SET TASK
Find and copy lines holding "binding".

ENTRIES
** start **

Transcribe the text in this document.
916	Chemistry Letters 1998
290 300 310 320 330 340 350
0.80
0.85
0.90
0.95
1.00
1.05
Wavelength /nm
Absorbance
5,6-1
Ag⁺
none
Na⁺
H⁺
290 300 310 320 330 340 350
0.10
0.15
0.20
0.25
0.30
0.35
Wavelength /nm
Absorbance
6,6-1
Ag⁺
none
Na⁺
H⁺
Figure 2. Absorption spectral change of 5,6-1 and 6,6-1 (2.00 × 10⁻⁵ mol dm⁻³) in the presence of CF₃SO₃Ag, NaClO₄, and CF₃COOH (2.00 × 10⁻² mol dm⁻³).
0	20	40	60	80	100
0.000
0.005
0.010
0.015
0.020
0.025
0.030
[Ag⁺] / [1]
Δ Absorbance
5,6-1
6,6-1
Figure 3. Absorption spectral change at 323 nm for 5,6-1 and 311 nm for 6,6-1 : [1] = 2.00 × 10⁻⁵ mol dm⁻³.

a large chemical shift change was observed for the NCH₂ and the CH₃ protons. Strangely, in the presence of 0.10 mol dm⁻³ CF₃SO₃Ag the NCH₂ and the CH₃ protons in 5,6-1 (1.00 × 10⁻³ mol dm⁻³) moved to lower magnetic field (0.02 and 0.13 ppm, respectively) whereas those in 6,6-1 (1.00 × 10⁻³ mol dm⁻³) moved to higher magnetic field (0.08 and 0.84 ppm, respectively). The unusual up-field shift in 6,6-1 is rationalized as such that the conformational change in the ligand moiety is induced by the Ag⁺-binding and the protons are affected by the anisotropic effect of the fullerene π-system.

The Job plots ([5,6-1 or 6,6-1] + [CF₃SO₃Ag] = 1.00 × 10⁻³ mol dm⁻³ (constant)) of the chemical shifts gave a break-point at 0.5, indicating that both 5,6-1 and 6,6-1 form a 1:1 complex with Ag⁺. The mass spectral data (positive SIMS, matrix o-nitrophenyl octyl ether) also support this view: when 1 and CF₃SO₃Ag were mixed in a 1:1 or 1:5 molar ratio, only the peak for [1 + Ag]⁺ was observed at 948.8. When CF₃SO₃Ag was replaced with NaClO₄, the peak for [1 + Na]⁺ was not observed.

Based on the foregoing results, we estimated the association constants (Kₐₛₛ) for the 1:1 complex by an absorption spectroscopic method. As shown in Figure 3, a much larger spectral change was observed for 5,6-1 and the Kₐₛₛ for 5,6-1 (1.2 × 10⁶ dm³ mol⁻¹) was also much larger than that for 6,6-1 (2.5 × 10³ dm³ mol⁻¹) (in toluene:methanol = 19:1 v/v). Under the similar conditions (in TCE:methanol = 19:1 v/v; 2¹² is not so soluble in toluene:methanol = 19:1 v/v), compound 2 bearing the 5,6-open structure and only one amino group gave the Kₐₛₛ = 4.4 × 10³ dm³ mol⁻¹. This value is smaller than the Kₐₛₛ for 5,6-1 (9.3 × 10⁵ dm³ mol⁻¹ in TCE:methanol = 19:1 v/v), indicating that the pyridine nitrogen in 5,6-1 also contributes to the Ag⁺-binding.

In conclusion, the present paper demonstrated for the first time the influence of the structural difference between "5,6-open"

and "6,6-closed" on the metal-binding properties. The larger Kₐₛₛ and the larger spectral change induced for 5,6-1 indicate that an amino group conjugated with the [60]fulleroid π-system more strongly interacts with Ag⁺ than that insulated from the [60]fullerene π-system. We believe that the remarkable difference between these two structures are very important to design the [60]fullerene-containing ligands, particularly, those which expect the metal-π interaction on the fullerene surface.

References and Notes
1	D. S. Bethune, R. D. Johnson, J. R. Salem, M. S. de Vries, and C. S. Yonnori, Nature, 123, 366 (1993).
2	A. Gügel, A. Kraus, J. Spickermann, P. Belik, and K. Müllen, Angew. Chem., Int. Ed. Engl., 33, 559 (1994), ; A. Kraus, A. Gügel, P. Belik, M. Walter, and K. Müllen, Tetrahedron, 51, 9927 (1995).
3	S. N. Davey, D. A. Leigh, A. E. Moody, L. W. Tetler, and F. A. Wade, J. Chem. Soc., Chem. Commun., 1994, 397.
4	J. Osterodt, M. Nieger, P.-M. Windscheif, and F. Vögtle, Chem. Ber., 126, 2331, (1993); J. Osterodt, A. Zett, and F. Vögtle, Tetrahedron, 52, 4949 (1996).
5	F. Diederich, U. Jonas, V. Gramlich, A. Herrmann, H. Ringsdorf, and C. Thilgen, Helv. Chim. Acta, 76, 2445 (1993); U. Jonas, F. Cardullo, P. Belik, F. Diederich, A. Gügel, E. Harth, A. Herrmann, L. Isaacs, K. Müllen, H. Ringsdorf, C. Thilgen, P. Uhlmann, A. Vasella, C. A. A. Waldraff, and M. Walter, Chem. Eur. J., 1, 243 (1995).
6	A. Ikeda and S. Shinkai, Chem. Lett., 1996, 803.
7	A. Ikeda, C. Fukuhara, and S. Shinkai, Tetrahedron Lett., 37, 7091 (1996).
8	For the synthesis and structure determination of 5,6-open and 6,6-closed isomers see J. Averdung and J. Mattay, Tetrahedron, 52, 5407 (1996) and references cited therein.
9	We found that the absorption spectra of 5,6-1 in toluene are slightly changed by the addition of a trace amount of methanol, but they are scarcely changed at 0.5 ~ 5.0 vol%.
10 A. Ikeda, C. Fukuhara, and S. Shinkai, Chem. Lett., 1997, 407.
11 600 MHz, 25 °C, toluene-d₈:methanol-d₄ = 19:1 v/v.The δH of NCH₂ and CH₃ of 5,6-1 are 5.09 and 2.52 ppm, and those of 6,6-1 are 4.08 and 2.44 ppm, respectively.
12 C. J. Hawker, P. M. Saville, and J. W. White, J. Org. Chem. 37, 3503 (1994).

** end **

RESULT
a large chemical shift change was observed for the NCH₂ and the CH₃ protons. Strangely, in the presence of 0.10 mol dm⁻³ CF₃SO₃Ag the NCH₂ and the CH₃ protons in 5,6-1 (1.00 × 10⁻³ mol dm⁻³) moved to lower magnetic field (0.02 and 0.13 ppm, respectively) whereas those in 6,6-1 (1.00 × 10⁻³ mol dm⁻³) moved to higher magnetic field (0.08 and 0.84 ppm, respectively). The unusual up-field shift in 6,6-1 is rationalized as such that the conformational change in the ligand moiety is induced by the Ag⁺-binding and the protons are affected by the anisotropic effect of the fullerene π-system.
Based on the foregoing results, we estimated the association constants (Kₐₛₛ) for the 1:1 complex by an absorption spectroscopic method. As shown in Figure 3, a much larger spectral change was observed for 5,6-1 and the Kₐₛₛ for 5,6-1 (1.2 × 10⁶ dm³ mol⁻¹) was also much larger than that for 6,6-1 (2.5 × 10³ dm³ mol⁻¹) (in toluene:methanol = 19:1 v/v). Under the similar conditions (in TCE:methanol = 19:1 v/v; 2¹² is not so soluble in toluene:methanol = 19:1 v/v), compound 2 bearing the 5,6-open structure and only one amino group gave the Kₐₛₛ = 4.4 × 10³ dm³ mol⁻¹. This value is smaller than the Kₐₛₛ for 5,6-1 (9.3 × 10⁵ dm³ mol⁻¹ in TCE:methanol = 19:1 v/v), indicating that the pyridine nitrogen in 5,6-1 also contributes to the Ag⁺-binding.
and "6,6-closed" on the metal-binding properties. The larger Kₐₛₛ and the larger spectral change induced for 5,6-1 indicate that an amino group conjugated with the [60]fulleroid π-system more strongly interacts with Ag⁺ than that insulated from the [60]fullerene π-system. We believe that the remarkable difference between these two structures are very important to design the [60]fullerene-containing ligands, particularly, those which expect the metal-π interaction on the fullerene surface.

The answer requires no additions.